**EXERCISE GOAL:** Omit the pictures from the entries below and retype everything else exactly.

** begin **

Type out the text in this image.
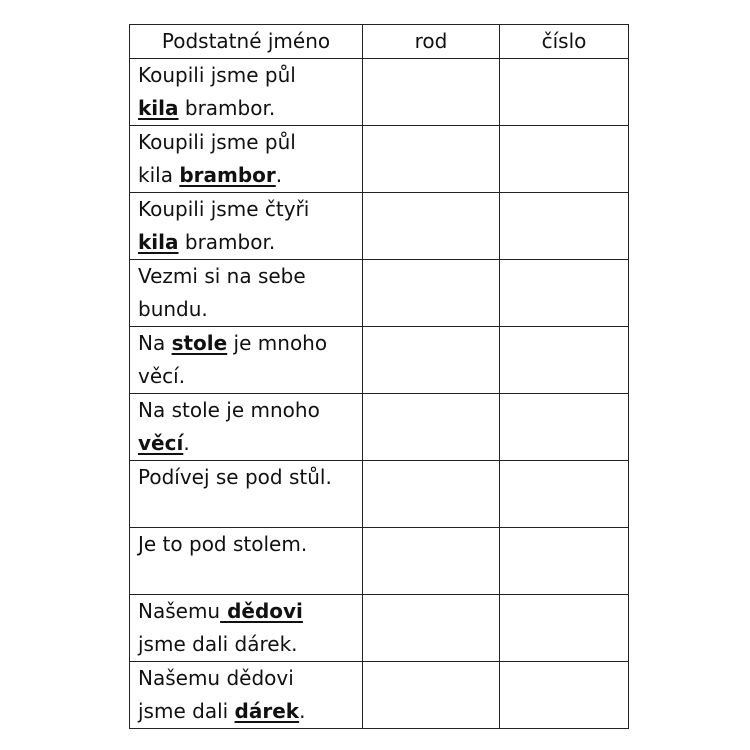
Podstatné jméno	rod	číslo

Koupili jsme půl
kila brambor.		

Koupili jsme půl
kila brambor.		

Koupili jsme čtyři
kila brambor.		

Vezmi si na sebe
bundu.		

Na stole je mnoho
věcí.		

Na stole je mnoho
věcí.		

Podívej se pod stůl.		

Je to pod stolem.		

Našemu dědovi
jsme dali dárek.		

Našemu dědovi
jsme dali dárek.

** end **

**COMPLETE OUTPUT:**
Type out the text in this image.
Podstatné jméno	rod	číslo

Koupili jsme půl
kila brambor.		

Koupili jsme půl
kila brambor.		

Koupili jsme čtyři
kila brambor.		

Vezmi si na sebe
bundu.		

Na stole je mnoho
věcí.		

Na stole je mnoho
věcí.		

Podívej se pod stůl.		

Je to pod stolem.		

Našemu dědovi
jsme dali dárek.		

Našemu dědovi
jsme dali dárek.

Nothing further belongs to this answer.